#### [WHAT TO DO]
Write out each record again exactly as it stands.

Dataset records:
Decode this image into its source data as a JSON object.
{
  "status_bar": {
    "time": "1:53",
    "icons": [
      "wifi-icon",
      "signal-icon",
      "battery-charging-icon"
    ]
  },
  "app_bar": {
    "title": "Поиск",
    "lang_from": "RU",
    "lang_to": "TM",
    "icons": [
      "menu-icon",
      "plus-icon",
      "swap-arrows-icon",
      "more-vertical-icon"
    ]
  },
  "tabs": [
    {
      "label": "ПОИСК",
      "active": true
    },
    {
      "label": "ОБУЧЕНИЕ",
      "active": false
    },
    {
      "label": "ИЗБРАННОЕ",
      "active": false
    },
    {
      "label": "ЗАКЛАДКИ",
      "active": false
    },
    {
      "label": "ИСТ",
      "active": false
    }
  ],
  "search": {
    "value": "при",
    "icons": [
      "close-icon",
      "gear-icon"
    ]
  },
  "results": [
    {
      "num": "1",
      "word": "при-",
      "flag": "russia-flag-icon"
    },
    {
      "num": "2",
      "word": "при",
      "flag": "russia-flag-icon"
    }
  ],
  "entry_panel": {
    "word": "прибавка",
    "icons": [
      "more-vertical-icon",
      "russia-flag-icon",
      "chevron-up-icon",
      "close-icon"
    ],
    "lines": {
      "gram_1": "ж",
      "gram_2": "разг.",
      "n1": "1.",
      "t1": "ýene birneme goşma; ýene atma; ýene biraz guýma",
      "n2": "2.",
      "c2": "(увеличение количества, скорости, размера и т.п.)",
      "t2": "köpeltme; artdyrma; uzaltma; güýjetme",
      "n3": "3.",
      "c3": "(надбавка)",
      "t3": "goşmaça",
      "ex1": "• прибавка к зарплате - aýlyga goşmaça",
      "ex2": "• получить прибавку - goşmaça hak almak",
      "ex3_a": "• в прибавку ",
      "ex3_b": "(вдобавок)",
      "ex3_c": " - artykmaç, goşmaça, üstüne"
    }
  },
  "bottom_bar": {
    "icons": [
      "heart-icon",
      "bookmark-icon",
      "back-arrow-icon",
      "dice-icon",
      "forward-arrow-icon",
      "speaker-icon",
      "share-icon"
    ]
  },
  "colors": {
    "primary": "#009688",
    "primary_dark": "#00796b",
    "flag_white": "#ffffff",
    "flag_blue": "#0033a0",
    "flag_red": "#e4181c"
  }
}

#### [CORRECT OUTPUT]
Decode this image into its source data as a JSON object.
{
  "status_bar": {
    "time": "1:53",
    "icons": [
      "wifi-icon",
      "signal-icon",
      "battery-charging-icon"
    ]
  },
  "app_bar": {
    "title": "Поиск",
    "lang_from": "RU",
    "lang_to": "TM",
    "icons": [
      "menu-icon",
      "plus-icon",
      "swap-arrows-icon",
      "more-vertical-icon"
    ]
  },
  "tabs": [
    {
      "label": "ПОИСК",
      "active": true
    },
    {
      "label": "ОБУЧЕНИЕ",
      "active": false
    },
    {
      "label": "ИЗБРАННОЕ",
      "active": false
    },
    {
      "label": "ЗАКЛАДКИ",
      "active": false
    },
    {
      "label": "ИСТ",
      "active": false
    }
  ],
  "search": {
    "value": "при",
    "icons": [
      "close-icon",
      "gear-icon"
    ]
  },
  "results": [
    {
      "num": "1",
      "word": "при-",
      "flag": "russia-flag-icon"
    },
    {
      "num": "2",
      "word": "при",
      "flag": "russia-flag-icon"
    }
  ],
  "entry_panel": {
    "word": "прибавка",
    "icons": [
      "more-vertical-icon",
      "russia-flag-icon",
      "chevron-up-icon",
      "close-icon"
    ],
    "lines": {
      "gram_1": "ж",
      "gram_2": "разг.",
      "n1": "1.",
      "t1": "ýene birneme goşma; ýene atma; ýene biraz guýma",
      "n2": "2.",
      "c2": "(увеличение количества, скорости, размера и т.п.)",
      "t2": "köpeltme; artdyrma; uzaltma; güýjetme",
      "n3": "3.",
      "c3": "(надбавка)",
      "t3": "goşmaça",
      "ex1": "• прибавка к зарплате - aýlyga goşmaça",
      "ex2": "• получить прибавку - goşmaça hak almak",
      "ex3_a": "• в прибавку ",
      "ex3_b": "(вдобавок)",
      "ex3_c": " - artykmaç, goşmaça, üstüne"
    }
  },
  "bottom_bar": {
    "icons": [
      "heart-icon",
      "bookmark-icon",
      "back-arrow-icon",
      "dice-icon",
      "forward-arrow-icon",
      "speaker-icon",
      "share-icon"
    ]
  },
  "colors": {
    "primary": "#009688",
    "primary_dark": "#00796b",
    "flag_white": "#ffffff",
    "flag_blue": "#0033a0",
    "flag_red": "#e4181c"
  }
}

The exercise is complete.